- _TASK GOAL_
Pictures aside, repeat every entry exactly.

- _DATA IN THIS EXERCISE_
+ + + +
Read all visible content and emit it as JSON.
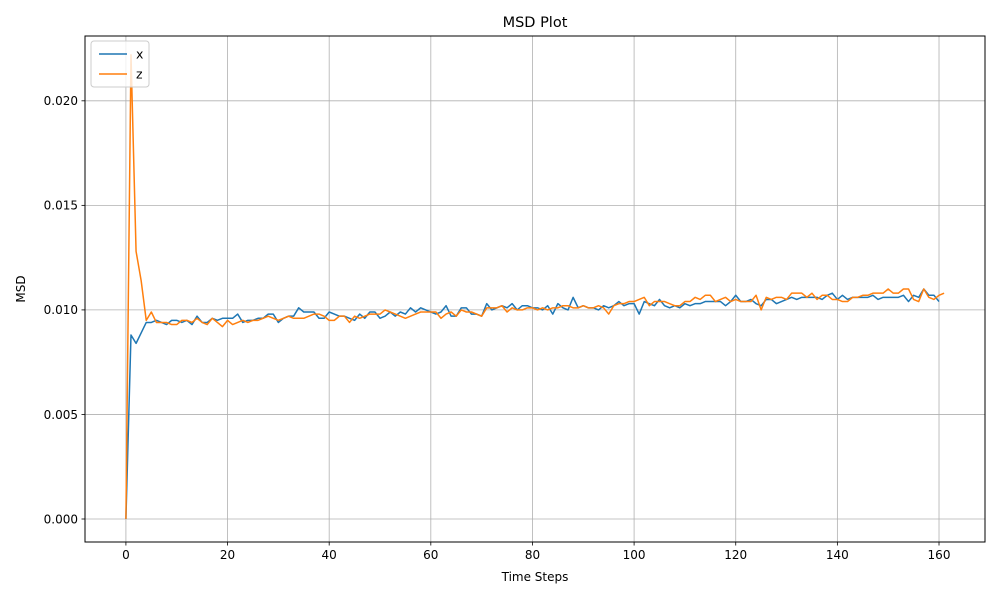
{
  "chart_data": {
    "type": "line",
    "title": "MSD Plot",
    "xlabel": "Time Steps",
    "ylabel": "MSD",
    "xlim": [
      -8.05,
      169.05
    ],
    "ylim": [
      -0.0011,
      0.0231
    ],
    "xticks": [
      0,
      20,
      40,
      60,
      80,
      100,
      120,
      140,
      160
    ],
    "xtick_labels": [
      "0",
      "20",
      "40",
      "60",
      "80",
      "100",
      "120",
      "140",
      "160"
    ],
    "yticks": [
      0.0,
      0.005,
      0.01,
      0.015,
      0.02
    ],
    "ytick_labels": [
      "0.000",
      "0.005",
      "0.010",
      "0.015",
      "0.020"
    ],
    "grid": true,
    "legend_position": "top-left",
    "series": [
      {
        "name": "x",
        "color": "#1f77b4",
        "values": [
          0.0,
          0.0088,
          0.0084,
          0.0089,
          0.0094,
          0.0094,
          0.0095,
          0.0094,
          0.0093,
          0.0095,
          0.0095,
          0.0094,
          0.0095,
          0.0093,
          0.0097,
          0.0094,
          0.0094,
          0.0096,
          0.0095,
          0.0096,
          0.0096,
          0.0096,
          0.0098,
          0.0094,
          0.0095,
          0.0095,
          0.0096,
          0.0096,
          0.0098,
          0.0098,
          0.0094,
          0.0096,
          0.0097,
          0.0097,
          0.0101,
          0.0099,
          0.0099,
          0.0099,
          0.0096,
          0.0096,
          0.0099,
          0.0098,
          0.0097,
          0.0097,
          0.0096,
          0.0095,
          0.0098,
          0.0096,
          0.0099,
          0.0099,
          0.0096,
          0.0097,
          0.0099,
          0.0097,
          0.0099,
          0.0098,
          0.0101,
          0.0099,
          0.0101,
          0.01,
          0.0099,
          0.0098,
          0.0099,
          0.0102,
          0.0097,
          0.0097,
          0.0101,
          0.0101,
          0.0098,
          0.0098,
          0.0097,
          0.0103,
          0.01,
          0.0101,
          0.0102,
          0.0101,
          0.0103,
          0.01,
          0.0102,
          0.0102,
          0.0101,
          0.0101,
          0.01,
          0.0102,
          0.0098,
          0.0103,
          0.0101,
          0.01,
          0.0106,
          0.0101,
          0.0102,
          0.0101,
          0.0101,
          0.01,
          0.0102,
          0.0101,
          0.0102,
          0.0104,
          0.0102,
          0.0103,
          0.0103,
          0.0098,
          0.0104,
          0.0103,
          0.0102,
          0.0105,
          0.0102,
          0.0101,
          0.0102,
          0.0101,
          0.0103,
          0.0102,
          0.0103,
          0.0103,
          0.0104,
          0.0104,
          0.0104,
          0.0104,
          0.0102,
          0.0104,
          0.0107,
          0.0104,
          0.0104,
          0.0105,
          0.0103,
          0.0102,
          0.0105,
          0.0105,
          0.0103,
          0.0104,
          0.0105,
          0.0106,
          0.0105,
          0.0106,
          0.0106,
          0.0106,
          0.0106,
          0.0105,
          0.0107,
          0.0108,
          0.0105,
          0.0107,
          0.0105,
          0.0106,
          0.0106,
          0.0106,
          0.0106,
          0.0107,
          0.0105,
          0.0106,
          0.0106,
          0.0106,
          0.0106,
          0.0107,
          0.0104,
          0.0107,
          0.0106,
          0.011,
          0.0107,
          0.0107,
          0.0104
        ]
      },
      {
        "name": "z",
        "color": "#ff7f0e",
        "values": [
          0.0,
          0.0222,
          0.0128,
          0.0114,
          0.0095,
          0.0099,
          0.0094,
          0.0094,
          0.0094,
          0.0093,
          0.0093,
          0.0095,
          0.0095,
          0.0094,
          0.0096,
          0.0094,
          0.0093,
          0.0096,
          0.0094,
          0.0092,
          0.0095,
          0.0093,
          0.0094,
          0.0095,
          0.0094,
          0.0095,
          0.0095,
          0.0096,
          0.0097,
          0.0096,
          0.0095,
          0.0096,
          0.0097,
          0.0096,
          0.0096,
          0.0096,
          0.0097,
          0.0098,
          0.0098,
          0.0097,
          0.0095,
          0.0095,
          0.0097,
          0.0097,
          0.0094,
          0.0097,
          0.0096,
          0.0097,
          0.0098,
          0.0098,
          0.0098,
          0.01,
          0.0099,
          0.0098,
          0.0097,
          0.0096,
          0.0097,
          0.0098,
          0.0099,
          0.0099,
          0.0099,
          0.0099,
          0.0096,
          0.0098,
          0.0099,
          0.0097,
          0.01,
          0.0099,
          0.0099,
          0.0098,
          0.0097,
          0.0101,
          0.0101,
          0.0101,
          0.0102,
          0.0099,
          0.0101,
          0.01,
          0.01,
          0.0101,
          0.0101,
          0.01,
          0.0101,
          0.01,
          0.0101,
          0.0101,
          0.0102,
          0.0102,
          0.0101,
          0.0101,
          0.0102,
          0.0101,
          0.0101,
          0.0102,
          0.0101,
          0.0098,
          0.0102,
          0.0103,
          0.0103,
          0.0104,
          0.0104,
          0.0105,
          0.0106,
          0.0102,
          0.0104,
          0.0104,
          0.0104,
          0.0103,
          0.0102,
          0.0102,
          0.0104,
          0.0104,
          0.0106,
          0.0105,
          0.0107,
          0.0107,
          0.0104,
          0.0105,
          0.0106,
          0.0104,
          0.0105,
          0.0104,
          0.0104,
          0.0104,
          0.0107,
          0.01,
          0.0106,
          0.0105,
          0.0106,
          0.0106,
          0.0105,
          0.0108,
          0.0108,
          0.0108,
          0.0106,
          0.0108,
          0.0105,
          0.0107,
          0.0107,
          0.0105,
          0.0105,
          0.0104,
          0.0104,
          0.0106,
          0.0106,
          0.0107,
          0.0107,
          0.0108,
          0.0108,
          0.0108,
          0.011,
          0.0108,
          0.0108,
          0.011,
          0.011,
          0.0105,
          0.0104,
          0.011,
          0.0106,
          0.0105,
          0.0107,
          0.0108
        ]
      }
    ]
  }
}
+ + + +
- _RESULT OF THE TASK_
Read all visible content and emit it as JSON.
{
  "chart_data": {
    "type": "line",
    "title": "MSD Plot",
    "xlabel": "Time Steps",
    "ylabel": "MSD",
    "xlim": [
      -8.05,
      169.05
    ],
    "ylim": [
      -0.0011,
      0.0231
    ],
    "xticks": [
      0,
      20,
      40,
      60,
      80,
      100,
      120,
      140,
      160
    ],
    "xtick_labels": [
      "0",
      "20",
      "40",
      "60",
      "80",
      "100",
      "120",
      "140",
      "160"
    ],
    "yticks": [
      0.0,
      0.005,
      0.01,
      0.015,
      0.02
    ],
    "ytick_labels": [
      "0.000",
      "0.005",
      "0.010",
      "0.015",
      "0.020"
    ],
    "grid": true,
    "legend_position": "top-left",
    "series": [
      {
        "name": "x",
        "color": "#1f77b4",
        "values": [
          0.0,
          0.0088,
          0.0084,
          0.0089,
          0.0094,
          0.0094,
          0.0095,
          0.0094,
          0.0093,
          0.0095,
          0.0095,
          0.0094,
          0.0095,
          0.0093,
          0.0097,
          0.0094,
          0.0094,
          0.0096,
          0.0095,
          0.0096,
          0.0096,
          0.0096,
          0.0098,
          0.0094,
          0.0095,
          0.0095,
          0.0096,
          0.0096,
          0.0098,
          0.0098,
          0.0094,
          0.0096,
          0.0097,
          0.0097,
          0.0101,
          0.0099,
          0.0099,
          0.0099,
          0.0096,
          0.0096,
          0.0099,
          0.0098,
          0.0097,
          0.0097,
          0.0096,
          0.0095,
          0.0098,
          0.0096,
          0.0099,
          0.0099,
          0.0096,
          0.0097,
          0.0099,
          0.0097,
          0.0099,
          0.0098,
          0.0101,
          0.0099,
          0.0101,
          0.01,
          0.0099,
          0.0098,
          0.0099,
          0.0102,
          0.0097,
          0.0097,
          0.0101,
          0.0101,
          0.0098,
          0.0098,
          0.0097,
          0.0103,
          0.01,
          0.0101,
          0.0102,
          0.0101,
          0.0103,
          0.01,
          0.0102,
          0.0102,
          0.0101,
          0.0101,
          0.01,
          0.0102,
          0.0098,
          0.0103,
          0.0101,
          0.01,
          0.0106,
          0.0101,
          0.0102,
          0.0101,
          0.0101,
          0.01,
          0.0102,
          0.0101,
          0.0102,
          0.0104,
          0.0102,
          0.0103,
          0.0103,
          0.0098,
          0.0104,
          0.0103,
          0.0102,
          0.0105,
          0.0102,
          0.0101,
          0.0102,
          0.0101,
          0.0103,
          0.0102,
          0.0103,
          0.0103,
          0.0104,
          0.0104,
          0.0104,
          0.0104,
          0.0102,
          0.0104,
          0.0107,
          0.0104,
          0.0104,
          0.0105,
          0.0103,
          0.0102,
          0.0105,
          0.0105,
          0.0103,
          0.0104,
          0.0105,
          0.0106,
          0.0105,
          0.0106,
          0.0106,
          0.0106,
          0.0106,
          0.0105,
          0.0107,
          0.0108,
          0.0105,
          0.0107,
          0.0105,
          0.0106,
          0.0106,
          0.0106,
          0.0106,
          0.0107,
          0.0105,
          0.0106,
          0.0106,
          0.0106,
          0.0106,
          0.0107,
          0.0104,
          0.0107,
          0.0106,
          0.011,
          0.0107,
          0.0107,
          0.0104
        ]
      },
      {
        "name": "z",
        "color": "#ff7f0e",
        "values": [
          0.0,
          0.0222,
          0.0128,
          0.0114,
          0.0095,
          0.0099,
          0.0094,
          0.0094,
          0.0094,
          0.0093,
          0.0093,
          0.0095,
          0.0095,
          0.0094,
          0.0096,
          0.0094,
          0.0093,
          0.0096,
          0.0094,
          0.0092,
          0.0095,
          0.0093,
          0.0094,
          0.0095,
          0.0094,
          0.0095,
          0.0095,
          0.0096,
          0.0097,
          0.0096,
          0.0095,
          0.0096,
          0.0097,
          0.0096,
          0.0096,
          0.0096,
          0.0097,
          0.0098,
          0.0098,
          0.0097,
          0.0095,
          0.0095,
          0.0097,
          0.0097,
          0.0094,
          0.0097,
          0.0096,
          0.0097,
          0.0098,
          0.0098,
          0.0098,
          0.01,
          0.0099,
          0.0098,
          0.0097,
          0.0096,
          0.0097,
          0.0098,
          0.0099,
          0.0099,
          0.0099,
          0.0099,
          0.0096,
          0.0098,
          0.0099,
          0.0097,
          0.01,
          0.0099,
          0.0099,
          0.0098,
          0.0097,
          0.0101,
          0.0101,
          0.0101,
          0.0102,
          0.0099,
          0.0101,
          0.01,
          0.01,
          0.0101,
          0.0101,
          0.01,
          0.0101,
          0.01,
          0.0101,
          0.0101,
          0.0102,
          0.0102,
          0.0101,
          0.0101,
          0.0102,
          0.0101,
          0.0101,
          0.0102,
          0.0101,
          0.0098,
          0.0102,
          0.0103,
          0.0103,
          0.0104,
          0.0104,
          0.0105,
          0.0106,
          0.0102,
          0.0104,
          0.0104,
          0.0104,
          0.0103,
          0.0102,
          0.0102,
          0.0104,
          0.0104,
          0.0106,
          0.0105,
          0.0107,
          0.0107,
          0.0104,
          0.0105,
          0.0106,
          0.0104,
          0.0105,
          0.0104,
          0.0104,
          0.0104,
          0.0107,
          0.01,
          0.0106,
          0.0105,
          0.0106,
          0.0106,
          0.0105,
          0.0108,
          0.0108,
          0.0108,
          0.0106,
          0.0108,
          0.0105,
          0.0107,
          0.0107,
          0.0105,
          0.0105,
          0.0104,
          0.0104,
          0.0106,
          0.0106,
          0.0107,
          0.0107,
          0.0108,
          0.0108,
          0.0108,
          0.011,
          0.0108,
          0.0108,
          0.011,
          0.011,
          0.0105,
          0.0104,
          0.011,
          0.0106,
          0.0105,
          0.0107,
          0.0108
        ]
      }
    ]
  }
}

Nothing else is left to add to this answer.